→ Stated problem
The entries are to be returned exactly, with images left out.

*-*-*

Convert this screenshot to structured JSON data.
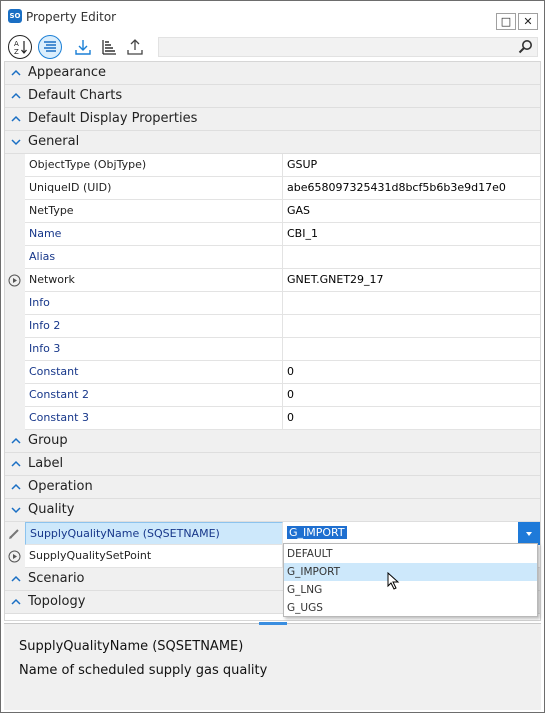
{
  "window": {
    "title": "Property Editor",
    "app_icon": "SO",
    "maximize_label": "□",
    "close_label": "✕"
  },
  "toolbar": {
    "buttons": [
      {
        "icon": "sort-alphabetical-icon"
      },
      {
        "icon": "categorized-view-icon",
        "active": true
      },
      {
        "icon": "import-icon"
      },
      {
        "icon": "sort-list-icon"
      },
      {
        "icon": "export-icon"
      }
    ],
    "search": {
      "value": "",
      "icon": "search-icon"
    }
  },
  "categories": {
    "appearance": "Appearance",
    "default_charts": "Default Charts",
    "default_display": "Default Display Properties",
    "general": "General",
    "group": "Group",
    "label": "Label",
    "operation": "Operation",
    "quality": "Quality",
    "scenario": "Scenario",
    "topology": "Topology"
  },
  "general_rows": [
    {
      "name": "ObjectType (ObjType)",
      "value": "GSUP"
    },
    {
      "name": "UniqueID (UID)",
      "value": "abe658097325431d8bcf5b6b3e9d17e0"
    },
    {
      "name": "NetType",
      "value": "GAS"
    },
    {
      "name": "Name",
      "value": "CBI_1"
    },
    {
      "name": "Alias",
      "value": ""
    },
    {
      "name": "Network",
      "value": "GNET.GNET29_17"
    },
    {
      "name": "Info",
      "value": ""
    },
    {
      "name": "Info 2",
      "value": ""
    },
    {
      "name": "Info 3",
      "value": ""
    },
    {
      "name": "Constant",
      "value": "0"
    },
    {
      "name": "Constant 2",
      "value": "0"
    },
    {
      "name": "Constant 3",
      "value": "0"
    }
  ],
  "quality_rows": [
    {
      "name": "SupplyQualityName (SQSETNAME)",
      "value": "G_IMPORT"
    },
    {
      "name": "SupplyQualitySetPoint",
      "value": ""
    }
  ],
  "dropdown": {
    "options": [
      "DEFAULT",
      "G_IMPORT",
      "G_LNG",
      "G_UGS"
    ],
    "hovered": "G_IMPORT"
  },
  "description": {
    "title": "SupplyQualityName (SQSETNAME)",
    "text": "Name of scheduled supply gas quality"
  }
}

*-*-*

→ Response to the task
Convert this screenshot to structured JSON data.
{
  "window": {
    "title": "Property Editor",
    "app_icon": "SO",
    "maximize_label": "□",
    "close_label": "✕"
  },
  "toolbar": {
    "buttons": [
      {
        "icon": "sort-alphabetical-icon"
      },
      {
        "icon": "categorized-view-icon",
        "active": true
      },
      {
        "icon": "import-icon"
      },
      {
        "icon": "sort-list-icon"
      },
      {
        "icon": "export-icon"
      }
    ],
    "search": {
      "value": "",
      "icon": "search-icon"
    }
  },
  "categories": {
    "appearance": "Appearance",
    "default_charts": "Default Charts",
    "default_display": "Default Display Properties",
    "general": "General",
    "group": "Group",
    "label": "Label",
    "operation": "Operation",
    "quality": "Quality",
    "scenario": "Scenario",
    "topology": "Topology"
  },
  "general_rows": [
    {
      "name": "ObjectType (ObjType)",
      "value": "GSUP"
    },
    {
      "name": "UniqueID (UID)",
      "value": "abe658097325431d8bcf5b6b3e9d17e0"
    },
    {
      "name": "NetType",
      "value": "GAS"
    },
    {
      "name": "Name",
      "value": "CBI_1"
    },
    {
      "name": "Alias",
      "value": ""
    },
    {
      "name": "Network",
      "value": "GNET.GNET29_17"
    },
    {
      "name": "Info",
      "value": ""
    },
    {
      "name": "Info 2",
      "value": ""
    },
    {
      "name": "Info 3",
      "value": ""
    },
    {
      "name": "Constant",
      "value": "0"
    },
    {
      "name": "Constant 2",
      "value": "0"
    },
    {
      "name": "Constant 3",
      "value": "0"
    }
  ],
  "quality_rows": [
    {
      "name": "SupplyQualityName (SQSETNAME)",
      "value": "G_IMPORT"
    },
    {
      "name": "SupplyQualitySetPoint",
      "value": ""
    }
  ],
  "dropdown": {
    "options": [
      "DEFAULT",
      "G_IMPORT",
      "G_LNG",
      "G_UGS"
    ],
    "hovered": "G_IMPORT"
  },
  "description": {
    "title": "SupplyQualityName (SQSETNAME)",
    "text": "Name of scheduled supply gas quality"
  }
}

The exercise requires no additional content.